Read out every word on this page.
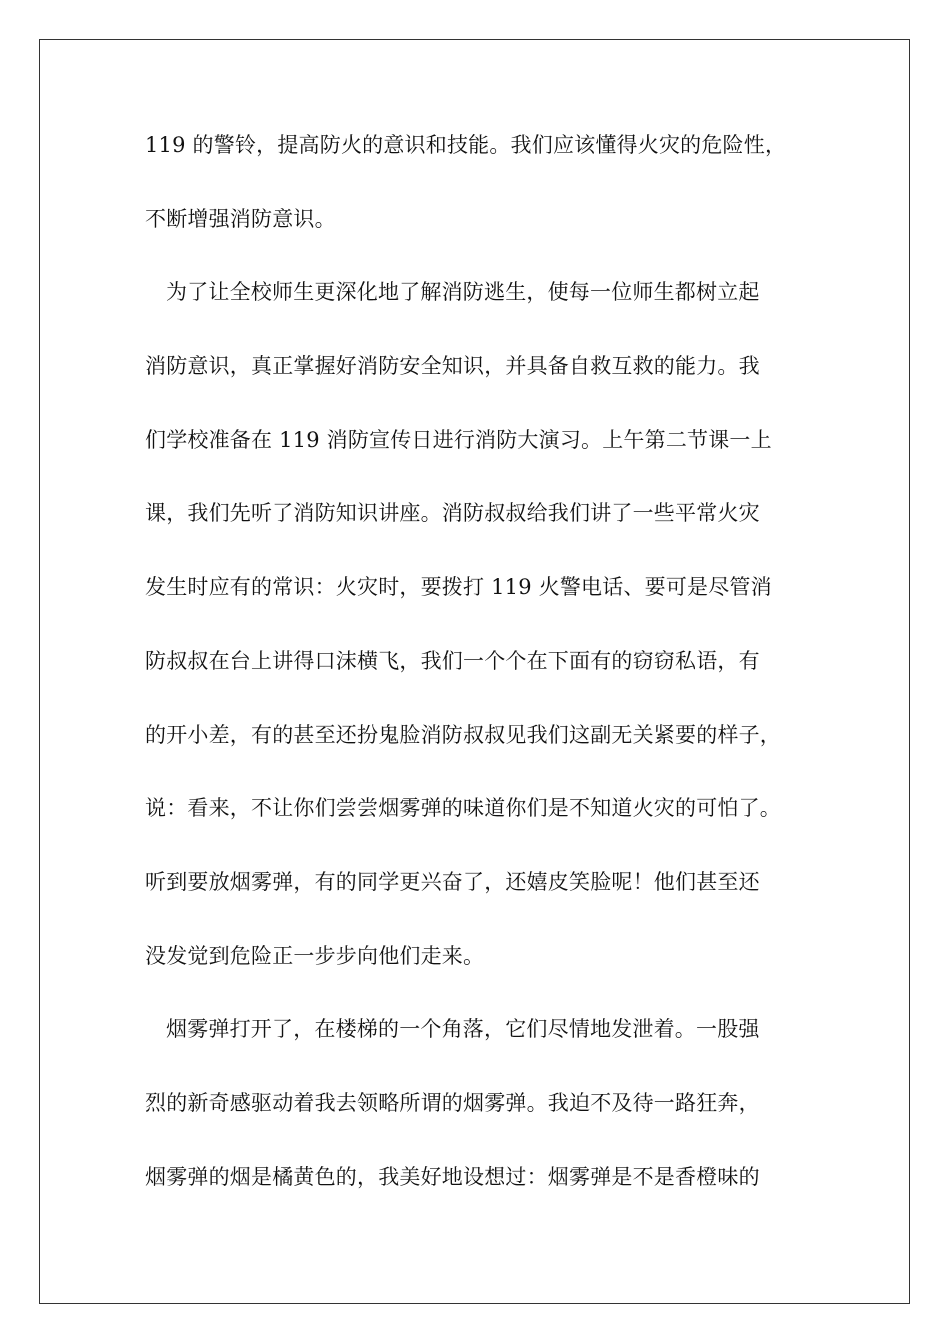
119 的警铃，提高防火的意识和技能。我们应该懂得火灾的危险性，
不断增强消防意识。
为了让全校师生更深化地了解消防逃生，使每一位师生都树立起
消防意识，真正掌握好消防安全知识，并具备自救互救的能力。我
们学校准备在 119 消防宣传日进行消防大演习。上午第二节课一上
课，我们先听了消防知识讲座。消防叔叔给我们讲了一些平常火灾
发生时应有的常识：火灾时，要拨打 119 火警电话、要可是尽管消
防叔叔在台上讲得口沫横飞，我们一个个在下面有的窃窃私语，有
的开小差，有的甚至还扮鬼脸消防叔叔见我们这副无关紧要的样子，
说：看来，不让你们尝尝烟雾弹的味道你们是不知道火灾的可怕了。
听到要放烟雾弹，有的同学更兴奋了，还嬉皮笑脸呢！他们甚至还
没发觉到危险正一步步向他们走来。
烟雾弹打开了，在楼梯的一个角落，它们尽情地发泄着。一股强
烈的新奇感驱动着我去领略所谓的烟雾弹。我迫不及待一路狂奔，
烟雾弹的烟是橘黄色的，我美好地设想过：烟雾弹是不是香橙味的
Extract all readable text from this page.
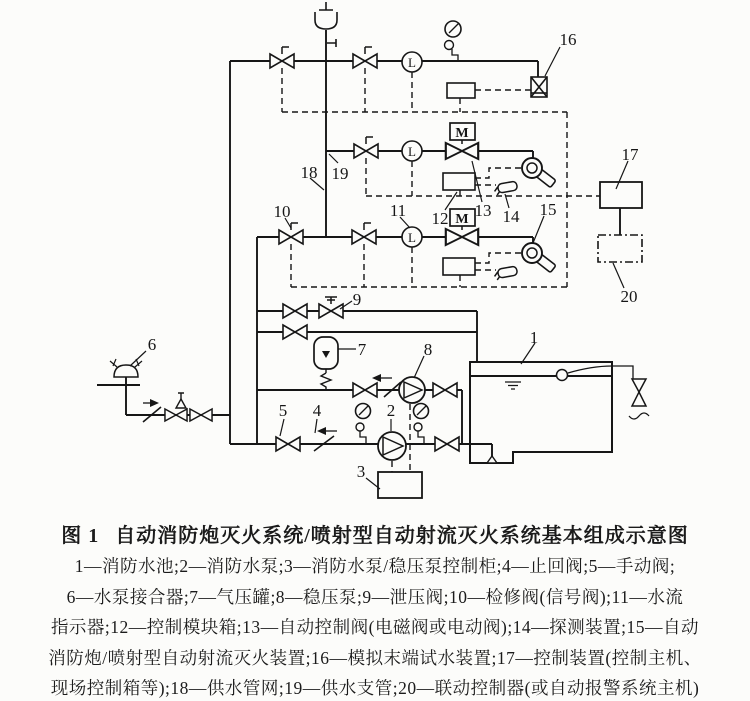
L
L
L
M
M
1
2
3
4
5
6	7	8
9
10	11 12 13 14 15
16
17
18 19
20
图 1 自动消防炮灭火系统/喷射型自动射流灭火系统基本组成示意图
1—消防水池;2—消防水泵;3—消防水泵/稳压泵控制柜;4—止回阀;5—手动阀;
6—水泵接合器;7—气压罐;8—稳压泵;9—泄压阀;10—检修阀(信号阀);11—水流
指示器;12—控制模块箱;13—自动控制阀(电磁阀或电动阀);14—探测装置;15—自动
消防炮/喷射型自动射流灭火装置;16—模拟末端试水装置;17—控制装置(控制主机、
现场控制箱等);18—供水管网;19—供水支管;20—联动控制器(或自动报警系统主机)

──────

> **TO BE DONE**
Copy out every line where the word "this" occurs.

> **RIGHT ANSWER**
Read out every word on this page.
Extract all readable text from this page.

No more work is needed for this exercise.